--- Begin Input ---

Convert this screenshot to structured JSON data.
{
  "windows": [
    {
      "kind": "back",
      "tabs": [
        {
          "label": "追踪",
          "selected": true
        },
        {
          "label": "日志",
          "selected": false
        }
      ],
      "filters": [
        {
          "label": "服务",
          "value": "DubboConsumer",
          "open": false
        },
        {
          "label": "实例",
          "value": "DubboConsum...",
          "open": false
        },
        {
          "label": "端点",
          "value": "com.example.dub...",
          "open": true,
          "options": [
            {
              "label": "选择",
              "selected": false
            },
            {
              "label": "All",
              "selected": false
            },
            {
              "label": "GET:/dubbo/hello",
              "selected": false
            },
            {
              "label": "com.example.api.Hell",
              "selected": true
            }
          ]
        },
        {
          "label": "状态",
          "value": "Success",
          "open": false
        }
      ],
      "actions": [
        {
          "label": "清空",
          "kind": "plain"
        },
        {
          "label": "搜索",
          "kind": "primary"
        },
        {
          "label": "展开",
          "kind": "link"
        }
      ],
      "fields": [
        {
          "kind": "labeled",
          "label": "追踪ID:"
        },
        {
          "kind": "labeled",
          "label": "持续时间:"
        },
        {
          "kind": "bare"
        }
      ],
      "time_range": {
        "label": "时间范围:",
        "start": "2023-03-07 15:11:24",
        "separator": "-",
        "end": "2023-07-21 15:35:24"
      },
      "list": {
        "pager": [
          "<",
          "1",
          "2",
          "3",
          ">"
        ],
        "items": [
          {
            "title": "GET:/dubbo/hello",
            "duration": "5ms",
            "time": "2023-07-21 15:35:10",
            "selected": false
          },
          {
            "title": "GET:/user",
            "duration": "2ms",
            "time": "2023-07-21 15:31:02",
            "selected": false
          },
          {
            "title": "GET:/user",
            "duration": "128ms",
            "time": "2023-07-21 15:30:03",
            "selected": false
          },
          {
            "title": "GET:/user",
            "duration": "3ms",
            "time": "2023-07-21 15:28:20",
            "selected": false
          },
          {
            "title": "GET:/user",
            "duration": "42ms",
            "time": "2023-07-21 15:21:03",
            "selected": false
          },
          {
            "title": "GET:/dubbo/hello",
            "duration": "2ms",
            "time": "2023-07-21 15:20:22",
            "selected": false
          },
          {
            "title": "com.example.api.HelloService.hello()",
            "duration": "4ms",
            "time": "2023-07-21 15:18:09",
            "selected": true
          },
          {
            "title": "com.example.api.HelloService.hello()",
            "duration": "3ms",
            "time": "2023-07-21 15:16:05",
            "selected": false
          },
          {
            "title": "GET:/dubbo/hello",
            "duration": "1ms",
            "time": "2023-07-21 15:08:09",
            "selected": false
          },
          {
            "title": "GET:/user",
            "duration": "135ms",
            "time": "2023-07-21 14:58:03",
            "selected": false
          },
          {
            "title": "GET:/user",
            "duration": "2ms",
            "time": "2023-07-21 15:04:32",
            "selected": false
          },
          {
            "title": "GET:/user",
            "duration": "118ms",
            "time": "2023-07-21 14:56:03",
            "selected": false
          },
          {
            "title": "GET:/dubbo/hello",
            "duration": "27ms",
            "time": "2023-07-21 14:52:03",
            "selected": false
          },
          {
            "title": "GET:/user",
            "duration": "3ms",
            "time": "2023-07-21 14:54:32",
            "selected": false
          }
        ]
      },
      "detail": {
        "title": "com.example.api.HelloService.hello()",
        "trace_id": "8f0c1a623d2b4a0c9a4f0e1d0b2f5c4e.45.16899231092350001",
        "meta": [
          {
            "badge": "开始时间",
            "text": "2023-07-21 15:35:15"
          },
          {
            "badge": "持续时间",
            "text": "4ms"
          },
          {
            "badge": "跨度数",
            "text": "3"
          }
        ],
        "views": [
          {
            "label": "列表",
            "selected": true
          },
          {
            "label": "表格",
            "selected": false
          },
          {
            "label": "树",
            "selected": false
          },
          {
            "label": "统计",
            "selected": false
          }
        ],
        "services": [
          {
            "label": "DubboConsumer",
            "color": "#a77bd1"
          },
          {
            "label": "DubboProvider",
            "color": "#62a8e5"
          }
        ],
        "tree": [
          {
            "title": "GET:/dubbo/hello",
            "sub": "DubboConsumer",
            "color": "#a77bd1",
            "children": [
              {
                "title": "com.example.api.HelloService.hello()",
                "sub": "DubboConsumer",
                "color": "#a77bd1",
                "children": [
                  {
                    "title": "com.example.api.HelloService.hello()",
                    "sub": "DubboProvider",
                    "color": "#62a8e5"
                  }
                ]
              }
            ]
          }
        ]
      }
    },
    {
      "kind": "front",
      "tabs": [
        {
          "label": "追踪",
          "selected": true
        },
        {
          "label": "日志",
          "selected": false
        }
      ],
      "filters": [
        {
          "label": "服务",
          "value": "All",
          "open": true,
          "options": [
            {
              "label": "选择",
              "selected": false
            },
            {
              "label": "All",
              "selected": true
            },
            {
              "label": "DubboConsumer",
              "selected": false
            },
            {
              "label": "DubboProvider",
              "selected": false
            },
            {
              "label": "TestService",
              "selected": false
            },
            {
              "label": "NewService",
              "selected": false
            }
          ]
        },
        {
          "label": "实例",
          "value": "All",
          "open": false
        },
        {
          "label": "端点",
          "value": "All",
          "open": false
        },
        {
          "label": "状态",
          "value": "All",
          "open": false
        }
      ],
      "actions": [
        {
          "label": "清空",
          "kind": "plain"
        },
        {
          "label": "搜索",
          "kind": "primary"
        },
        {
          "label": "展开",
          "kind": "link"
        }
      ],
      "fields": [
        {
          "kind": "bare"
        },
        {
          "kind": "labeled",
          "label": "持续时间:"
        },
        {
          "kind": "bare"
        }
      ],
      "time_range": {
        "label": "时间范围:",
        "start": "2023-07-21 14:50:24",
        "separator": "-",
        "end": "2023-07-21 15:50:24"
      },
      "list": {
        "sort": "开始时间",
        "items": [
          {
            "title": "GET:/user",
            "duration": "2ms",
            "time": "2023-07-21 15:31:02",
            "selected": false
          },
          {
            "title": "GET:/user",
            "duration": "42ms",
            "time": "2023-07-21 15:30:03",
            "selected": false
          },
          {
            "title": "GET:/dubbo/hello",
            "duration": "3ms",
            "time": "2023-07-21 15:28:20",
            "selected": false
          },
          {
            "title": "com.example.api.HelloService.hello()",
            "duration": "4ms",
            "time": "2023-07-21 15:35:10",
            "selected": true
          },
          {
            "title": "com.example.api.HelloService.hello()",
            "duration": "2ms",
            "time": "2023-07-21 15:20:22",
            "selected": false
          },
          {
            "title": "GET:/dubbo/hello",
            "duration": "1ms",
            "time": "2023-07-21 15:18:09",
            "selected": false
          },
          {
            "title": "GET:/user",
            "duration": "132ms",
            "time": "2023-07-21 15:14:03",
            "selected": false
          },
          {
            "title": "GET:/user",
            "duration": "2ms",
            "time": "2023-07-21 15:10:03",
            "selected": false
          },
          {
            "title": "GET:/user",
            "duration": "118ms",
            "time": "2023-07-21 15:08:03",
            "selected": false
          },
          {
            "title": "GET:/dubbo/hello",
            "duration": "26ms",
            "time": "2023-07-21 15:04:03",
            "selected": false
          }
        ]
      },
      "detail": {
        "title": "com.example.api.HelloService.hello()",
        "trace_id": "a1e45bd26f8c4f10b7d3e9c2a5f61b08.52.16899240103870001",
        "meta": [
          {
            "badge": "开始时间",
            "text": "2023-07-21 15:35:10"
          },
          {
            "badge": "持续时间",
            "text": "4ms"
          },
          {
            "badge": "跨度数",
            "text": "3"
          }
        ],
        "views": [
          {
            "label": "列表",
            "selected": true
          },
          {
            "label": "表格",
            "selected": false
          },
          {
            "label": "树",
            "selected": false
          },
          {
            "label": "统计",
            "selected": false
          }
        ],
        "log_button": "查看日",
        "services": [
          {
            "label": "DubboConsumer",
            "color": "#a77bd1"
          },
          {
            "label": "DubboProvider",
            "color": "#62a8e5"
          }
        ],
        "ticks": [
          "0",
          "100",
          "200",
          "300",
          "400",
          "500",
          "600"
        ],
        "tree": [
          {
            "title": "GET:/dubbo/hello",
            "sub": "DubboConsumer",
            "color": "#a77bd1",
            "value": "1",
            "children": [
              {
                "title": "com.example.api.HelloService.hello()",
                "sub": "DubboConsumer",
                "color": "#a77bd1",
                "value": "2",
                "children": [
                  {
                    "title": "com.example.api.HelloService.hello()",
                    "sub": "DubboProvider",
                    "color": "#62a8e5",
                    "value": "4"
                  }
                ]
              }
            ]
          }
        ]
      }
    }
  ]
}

--- End Input ---

_Exercise goal:_ Find each line in the records holding the string "start" and show it.

_Output of the exercise:_
        "start": "2023-03-07 15:11:24",
        "start": "2023-07-21 14:50:24",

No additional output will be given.